• [Stated goal]: Give the number of lines in this listing that contain "caption", with no other words.

(Extracted records)
• • • • •
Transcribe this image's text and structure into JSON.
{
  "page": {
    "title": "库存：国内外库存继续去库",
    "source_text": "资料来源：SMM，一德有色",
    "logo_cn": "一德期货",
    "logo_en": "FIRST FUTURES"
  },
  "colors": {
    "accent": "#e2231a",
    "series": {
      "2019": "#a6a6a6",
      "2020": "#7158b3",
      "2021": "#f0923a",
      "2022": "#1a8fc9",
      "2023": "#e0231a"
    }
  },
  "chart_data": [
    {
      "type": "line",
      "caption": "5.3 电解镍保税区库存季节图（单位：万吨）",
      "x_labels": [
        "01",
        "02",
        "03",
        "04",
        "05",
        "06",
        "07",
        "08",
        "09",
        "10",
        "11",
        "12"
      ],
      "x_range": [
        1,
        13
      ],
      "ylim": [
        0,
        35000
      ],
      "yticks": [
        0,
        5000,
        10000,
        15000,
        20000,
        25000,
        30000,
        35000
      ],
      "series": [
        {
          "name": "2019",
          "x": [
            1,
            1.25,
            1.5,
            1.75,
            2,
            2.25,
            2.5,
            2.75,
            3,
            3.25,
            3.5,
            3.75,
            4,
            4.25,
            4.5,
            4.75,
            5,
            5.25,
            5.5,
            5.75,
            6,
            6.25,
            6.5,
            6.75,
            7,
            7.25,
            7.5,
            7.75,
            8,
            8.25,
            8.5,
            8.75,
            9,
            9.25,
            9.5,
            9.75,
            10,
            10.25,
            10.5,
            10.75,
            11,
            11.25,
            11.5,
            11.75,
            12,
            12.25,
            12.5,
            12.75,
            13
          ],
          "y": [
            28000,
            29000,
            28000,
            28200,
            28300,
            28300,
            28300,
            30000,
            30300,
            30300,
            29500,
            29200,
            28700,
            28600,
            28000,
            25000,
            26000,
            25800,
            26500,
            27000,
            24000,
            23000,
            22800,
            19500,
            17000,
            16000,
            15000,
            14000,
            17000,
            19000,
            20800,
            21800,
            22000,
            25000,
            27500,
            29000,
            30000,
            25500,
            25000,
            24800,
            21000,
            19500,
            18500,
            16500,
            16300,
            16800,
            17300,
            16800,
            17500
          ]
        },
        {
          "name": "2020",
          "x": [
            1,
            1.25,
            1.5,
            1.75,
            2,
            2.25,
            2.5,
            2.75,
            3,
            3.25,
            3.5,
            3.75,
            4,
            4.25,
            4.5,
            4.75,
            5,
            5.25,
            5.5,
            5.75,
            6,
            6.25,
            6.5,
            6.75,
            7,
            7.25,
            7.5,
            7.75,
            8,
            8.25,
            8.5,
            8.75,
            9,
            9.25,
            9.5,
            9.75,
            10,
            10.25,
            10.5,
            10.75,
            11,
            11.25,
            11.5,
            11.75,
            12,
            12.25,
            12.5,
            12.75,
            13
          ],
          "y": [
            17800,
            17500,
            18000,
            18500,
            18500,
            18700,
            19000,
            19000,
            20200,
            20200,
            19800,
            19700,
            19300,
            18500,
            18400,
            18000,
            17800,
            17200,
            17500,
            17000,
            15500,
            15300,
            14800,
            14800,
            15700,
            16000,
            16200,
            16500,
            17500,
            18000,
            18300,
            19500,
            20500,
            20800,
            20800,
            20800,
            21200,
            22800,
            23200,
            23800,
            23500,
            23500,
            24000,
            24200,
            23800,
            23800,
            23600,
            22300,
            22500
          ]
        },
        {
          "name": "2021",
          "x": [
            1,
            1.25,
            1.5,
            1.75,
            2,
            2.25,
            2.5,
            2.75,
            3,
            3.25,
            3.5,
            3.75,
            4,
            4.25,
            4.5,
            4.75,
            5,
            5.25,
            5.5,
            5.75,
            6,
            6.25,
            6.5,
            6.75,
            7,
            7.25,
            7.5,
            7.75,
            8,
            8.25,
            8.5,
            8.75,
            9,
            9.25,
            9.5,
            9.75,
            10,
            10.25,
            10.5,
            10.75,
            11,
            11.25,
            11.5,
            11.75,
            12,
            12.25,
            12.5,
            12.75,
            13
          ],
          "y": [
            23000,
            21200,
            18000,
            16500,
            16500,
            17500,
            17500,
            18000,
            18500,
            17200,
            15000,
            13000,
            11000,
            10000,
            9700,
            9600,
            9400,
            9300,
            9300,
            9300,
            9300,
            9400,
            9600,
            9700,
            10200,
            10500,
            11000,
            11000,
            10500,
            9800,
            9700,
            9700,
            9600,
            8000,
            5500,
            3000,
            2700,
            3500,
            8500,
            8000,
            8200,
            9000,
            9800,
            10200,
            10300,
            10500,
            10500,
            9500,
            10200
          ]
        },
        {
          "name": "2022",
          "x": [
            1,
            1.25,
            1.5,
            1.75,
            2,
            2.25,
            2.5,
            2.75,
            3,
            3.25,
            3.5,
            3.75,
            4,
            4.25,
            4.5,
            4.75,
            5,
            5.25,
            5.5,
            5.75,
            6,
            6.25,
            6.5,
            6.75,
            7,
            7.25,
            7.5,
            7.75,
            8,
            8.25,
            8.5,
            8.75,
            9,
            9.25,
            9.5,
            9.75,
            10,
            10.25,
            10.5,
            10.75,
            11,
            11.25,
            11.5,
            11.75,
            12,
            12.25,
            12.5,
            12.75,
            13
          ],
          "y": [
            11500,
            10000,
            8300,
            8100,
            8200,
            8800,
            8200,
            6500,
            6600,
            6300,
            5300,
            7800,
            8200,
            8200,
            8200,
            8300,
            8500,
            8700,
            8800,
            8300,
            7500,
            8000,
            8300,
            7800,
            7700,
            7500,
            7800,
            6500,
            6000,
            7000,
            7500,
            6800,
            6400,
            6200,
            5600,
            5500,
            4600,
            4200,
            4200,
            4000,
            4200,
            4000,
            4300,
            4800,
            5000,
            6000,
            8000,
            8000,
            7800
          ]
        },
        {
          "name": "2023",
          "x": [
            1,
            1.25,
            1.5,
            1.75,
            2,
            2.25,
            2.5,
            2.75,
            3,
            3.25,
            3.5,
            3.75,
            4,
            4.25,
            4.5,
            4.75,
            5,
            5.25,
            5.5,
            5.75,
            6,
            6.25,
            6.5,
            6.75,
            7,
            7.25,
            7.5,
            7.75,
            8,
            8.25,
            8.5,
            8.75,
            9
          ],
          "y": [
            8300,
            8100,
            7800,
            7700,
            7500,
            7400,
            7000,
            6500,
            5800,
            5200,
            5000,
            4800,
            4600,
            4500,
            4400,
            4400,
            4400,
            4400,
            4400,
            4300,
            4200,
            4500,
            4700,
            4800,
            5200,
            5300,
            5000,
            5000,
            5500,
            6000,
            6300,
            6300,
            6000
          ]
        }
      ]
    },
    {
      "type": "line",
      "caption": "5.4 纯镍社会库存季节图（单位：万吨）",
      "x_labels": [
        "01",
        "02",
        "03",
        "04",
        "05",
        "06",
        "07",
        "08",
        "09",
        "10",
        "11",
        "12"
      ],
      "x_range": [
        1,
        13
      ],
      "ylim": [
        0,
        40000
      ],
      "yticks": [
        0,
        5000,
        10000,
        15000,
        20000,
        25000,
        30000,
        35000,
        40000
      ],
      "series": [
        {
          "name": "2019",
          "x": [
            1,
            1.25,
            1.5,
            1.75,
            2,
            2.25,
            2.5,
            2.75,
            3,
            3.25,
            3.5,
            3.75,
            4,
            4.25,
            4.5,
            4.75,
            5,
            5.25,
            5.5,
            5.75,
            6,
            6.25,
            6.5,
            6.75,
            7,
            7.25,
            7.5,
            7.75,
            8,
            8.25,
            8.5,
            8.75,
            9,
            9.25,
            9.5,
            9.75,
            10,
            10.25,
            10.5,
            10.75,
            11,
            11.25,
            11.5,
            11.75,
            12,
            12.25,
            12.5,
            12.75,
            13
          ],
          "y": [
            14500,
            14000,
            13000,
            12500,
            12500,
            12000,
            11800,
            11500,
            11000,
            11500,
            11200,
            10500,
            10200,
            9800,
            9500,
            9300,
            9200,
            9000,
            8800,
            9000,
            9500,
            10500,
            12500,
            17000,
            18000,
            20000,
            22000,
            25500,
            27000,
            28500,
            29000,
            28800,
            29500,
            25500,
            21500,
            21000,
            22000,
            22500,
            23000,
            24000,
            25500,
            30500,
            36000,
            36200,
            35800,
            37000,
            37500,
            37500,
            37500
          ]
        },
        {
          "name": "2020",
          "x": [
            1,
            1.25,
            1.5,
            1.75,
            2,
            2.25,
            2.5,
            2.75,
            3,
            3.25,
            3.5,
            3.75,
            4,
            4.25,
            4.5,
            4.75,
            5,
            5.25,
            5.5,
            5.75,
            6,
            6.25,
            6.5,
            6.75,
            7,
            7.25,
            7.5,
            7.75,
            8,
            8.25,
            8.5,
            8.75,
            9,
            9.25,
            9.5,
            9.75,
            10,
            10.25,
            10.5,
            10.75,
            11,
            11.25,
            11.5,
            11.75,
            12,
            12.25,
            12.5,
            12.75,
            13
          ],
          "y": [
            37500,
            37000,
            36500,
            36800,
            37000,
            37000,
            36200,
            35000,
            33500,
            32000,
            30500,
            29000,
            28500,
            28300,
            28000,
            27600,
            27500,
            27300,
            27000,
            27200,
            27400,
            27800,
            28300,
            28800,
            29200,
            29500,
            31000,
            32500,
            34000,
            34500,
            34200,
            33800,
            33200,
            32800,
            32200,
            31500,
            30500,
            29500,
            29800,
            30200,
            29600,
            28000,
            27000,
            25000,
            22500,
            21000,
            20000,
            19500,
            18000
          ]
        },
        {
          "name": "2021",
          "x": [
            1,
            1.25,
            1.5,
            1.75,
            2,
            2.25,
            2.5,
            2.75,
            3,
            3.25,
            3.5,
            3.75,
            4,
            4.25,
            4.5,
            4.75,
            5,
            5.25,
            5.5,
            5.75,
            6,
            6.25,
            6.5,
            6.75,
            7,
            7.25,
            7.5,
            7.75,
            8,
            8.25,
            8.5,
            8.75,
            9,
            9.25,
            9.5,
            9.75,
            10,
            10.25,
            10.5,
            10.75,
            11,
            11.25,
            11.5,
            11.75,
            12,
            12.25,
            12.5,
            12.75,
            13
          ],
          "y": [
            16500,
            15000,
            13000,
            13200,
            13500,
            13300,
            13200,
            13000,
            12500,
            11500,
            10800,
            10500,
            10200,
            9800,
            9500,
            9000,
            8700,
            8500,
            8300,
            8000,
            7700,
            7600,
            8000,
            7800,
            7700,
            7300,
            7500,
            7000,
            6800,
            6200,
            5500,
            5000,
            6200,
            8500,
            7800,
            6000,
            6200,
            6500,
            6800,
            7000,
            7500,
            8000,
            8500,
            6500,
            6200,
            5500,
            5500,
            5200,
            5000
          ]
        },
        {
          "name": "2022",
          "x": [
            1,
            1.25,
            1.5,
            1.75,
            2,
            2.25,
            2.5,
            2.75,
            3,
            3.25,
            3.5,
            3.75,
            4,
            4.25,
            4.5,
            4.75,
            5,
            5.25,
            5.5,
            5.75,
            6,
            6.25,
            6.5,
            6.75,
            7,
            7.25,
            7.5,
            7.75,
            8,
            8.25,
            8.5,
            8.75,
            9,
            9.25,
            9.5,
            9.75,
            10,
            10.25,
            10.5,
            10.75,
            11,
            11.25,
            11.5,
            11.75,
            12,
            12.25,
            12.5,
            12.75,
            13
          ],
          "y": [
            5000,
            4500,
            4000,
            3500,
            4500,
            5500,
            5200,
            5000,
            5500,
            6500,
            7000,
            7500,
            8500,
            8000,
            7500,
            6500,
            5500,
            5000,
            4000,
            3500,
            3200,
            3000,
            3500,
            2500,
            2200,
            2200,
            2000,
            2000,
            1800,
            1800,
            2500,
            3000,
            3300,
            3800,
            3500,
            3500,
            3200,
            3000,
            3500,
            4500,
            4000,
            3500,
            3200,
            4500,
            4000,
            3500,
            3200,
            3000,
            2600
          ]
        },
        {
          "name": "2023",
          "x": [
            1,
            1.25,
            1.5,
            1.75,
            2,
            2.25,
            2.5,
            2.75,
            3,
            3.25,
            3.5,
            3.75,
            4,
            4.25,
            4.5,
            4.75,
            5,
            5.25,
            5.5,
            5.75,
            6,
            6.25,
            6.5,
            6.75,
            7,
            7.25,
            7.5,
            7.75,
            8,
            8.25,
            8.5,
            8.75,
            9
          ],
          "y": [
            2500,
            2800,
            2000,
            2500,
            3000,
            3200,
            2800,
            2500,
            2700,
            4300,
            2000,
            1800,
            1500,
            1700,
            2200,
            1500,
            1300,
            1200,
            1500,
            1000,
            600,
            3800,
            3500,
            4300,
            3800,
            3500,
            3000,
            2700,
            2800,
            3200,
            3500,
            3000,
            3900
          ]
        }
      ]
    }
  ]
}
• • • • •
• [Written response]: 2